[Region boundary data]
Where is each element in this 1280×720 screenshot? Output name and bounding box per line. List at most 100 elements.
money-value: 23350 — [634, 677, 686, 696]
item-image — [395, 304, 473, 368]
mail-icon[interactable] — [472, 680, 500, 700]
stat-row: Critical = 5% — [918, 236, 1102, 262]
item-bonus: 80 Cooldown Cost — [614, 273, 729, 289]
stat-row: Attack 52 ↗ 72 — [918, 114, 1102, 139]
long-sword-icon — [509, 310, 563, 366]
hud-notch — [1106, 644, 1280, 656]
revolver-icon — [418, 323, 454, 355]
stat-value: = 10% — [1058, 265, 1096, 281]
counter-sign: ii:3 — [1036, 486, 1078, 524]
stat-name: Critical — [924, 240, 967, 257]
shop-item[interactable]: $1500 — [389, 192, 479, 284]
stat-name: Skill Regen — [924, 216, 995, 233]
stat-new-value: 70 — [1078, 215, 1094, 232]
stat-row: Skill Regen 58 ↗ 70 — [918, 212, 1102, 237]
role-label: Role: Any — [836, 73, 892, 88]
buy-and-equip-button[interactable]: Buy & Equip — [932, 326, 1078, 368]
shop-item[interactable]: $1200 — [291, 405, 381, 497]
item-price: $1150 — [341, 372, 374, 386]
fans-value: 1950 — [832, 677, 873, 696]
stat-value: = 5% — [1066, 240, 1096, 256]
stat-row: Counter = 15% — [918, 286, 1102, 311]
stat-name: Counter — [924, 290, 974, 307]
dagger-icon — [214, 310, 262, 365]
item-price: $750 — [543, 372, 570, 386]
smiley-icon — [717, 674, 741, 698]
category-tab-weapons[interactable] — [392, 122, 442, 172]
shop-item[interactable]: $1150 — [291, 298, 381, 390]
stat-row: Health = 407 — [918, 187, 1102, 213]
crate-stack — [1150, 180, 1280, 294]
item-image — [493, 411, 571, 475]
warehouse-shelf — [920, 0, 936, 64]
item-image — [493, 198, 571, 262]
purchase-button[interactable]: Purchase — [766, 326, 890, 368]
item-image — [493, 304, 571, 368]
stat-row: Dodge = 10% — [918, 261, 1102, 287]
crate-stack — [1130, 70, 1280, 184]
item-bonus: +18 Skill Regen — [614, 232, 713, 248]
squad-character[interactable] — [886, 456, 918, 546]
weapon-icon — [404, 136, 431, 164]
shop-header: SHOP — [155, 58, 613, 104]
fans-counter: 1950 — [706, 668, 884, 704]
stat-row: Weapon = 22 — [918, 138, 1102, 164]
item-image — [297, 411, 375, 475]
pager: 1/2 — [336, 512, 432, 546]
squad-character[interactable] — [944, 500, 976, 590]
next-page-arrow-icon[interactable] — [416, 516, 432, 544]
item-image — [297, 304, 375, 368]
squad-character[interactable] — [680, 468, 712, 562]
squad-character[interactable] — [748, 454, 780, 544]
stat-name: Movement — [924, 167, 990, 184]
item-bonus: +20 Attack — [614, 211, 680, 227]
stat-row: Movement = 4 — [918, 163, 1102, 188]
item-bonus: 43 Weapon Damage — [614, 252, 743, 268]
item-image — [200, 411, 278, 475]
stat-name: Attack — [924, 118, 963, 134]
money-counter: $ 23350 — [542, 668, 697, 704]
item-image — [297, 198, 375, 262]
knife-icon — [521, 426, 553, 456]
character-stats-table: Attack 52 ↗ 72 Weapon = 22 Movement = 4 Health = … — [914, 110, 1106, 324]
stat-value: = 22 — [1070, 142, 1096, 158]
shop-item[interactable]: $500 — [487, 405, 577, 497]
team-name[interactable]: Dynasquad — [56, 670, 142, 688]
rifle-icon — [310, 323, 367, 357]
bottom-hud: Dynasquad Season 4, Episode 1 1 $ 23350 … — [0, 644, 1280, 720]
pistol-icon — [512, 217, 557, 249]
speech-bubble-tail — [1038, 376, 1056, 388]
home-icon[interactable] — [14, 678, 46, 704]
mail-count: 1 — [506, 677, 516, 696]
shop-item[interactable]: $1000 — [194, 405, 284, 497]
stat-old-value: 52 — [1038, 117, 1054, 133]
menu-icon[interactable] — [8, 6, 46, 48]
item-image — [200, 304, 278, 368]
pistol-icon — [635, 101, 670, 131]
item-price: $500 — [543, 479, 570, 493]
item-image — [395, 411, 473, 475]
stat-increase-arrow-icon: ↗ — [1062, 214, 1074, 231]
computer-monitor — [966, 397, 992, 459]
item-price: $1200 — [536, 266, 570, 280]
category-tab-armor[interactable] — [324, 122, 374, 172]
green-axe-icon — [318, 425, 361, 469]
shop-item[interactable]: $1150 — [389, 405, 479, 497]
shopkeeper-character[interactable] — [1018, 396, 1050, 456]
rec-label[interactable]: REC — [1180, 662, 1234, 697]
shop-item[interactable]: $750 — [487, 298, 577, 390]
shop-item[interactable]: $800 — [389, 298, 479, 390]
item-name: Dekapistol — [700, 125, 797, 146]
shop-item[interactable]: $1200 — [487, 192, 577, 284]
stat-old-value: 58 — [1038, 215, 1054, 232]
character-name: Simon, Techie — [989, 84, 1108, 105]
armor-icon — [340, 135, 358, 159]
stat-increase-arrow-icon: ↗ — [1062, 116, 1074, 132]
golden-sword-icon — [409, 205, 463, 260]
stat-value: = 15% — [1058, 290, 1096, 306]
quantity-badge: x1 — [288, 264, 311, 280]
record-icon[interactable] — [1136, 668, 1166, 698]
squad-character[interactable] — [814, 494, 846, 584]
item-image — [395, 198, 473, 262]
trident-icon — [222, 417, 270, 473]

◆ Given task ◆
Reproduce the data from the first line through the line containing "weapon-icon — [404, 136, 431, 164]", swapping "crate-stack" for "crate-pile" and keeping everything else unchanged.

◆ Written solution ◆
Where is each element in this 1280×720 screenshot? Output name and bounding box per line. List at most 100 elements.
money-value: 23350 — [634, 677, 686, 696]
item-image — [395, 304, 473, 368]
mail-icon[interactable] — [472, 680, 500, 700]
stat-row: Critical = 5% — [918, 236, 1102, 262]
item-bonus: 80 Cooldown Cost — [614, 273, 729, 289]
stat-row: Attack 52 ↗ 72 — [918, 114, 1102, 139]
long-sword-icon — [509, 310, 563, 366]
hud-notch — [1106, 644, 1280, 656]
revolver-icon — [418, 323, 454, 355]
stat-value: = 10% — [1058, 265, 1096, 281]
counter-sign: ii:3 — [1036, 486, 1078, 524]
stat-name: Critical — [924, 240, 967, 257]
shop-item[interactable]: $1500 — [389, 192, 479, 284]
stat-name: Skill Regen — [924, 216, 995, 233]
stat-new-value: 70 — [1078, 215, 1094, 232]
stat-row: Skill Regen 58 ↗ 70 — [918, 212, 1102, 237]
role-label: Role: Any — [836, 73, 892, 88]
buy-and-equip-button[interactable]: Buy & Equip — [932, 326, 1078, 368]
shop-item[interactable]: $1200 — [291, 405, 381, 497]
item-price: $1150 — [341, 372, 374, 386]
fans-value: 1950 — [832, 677, 873, 696]
stat-value: = 5% — [1066, 240, 1096, 256]
stat-row: Counter = 15% — [918, 286, 1102, 311]
stat-name: Counter — [924, 290, 974, 307]
dagger-icon — [214, 310, 262, 365]
item-price: $750 — [543, 372, 570, 386]
smiley-icon — [717, 674, 741, 698]
category-tab-weapons[interactable] — [392, 122, 442, 172]
shop-item[interactable]: $1150 — [291, 298, 381, 390]
stat-row: Health = 407 — [918, 187, 1102, 213]
crate-pile — [1150, 180, 1280, 294]
item-image — [493, 411, 571, 475]
warehouse-shelf — [920, 0, 936, 64]
item-image — [493, 198, 571, 262]
purchase-button[interactable]: Purchase — [766, 326, 890, 368]
item-image — [493, 304, 571, 368]
stat-row: Dodge = 10% — [918, 261, 1102, 287]
crate-pile — [1130, 70, 1280, 184]
item-bonus: +18 Skill Regen — [614, 232, 713, 248]
squad-character[interactable] — [886, 456, 918, 546]
weapon-icon — [404, 136, 431, 164]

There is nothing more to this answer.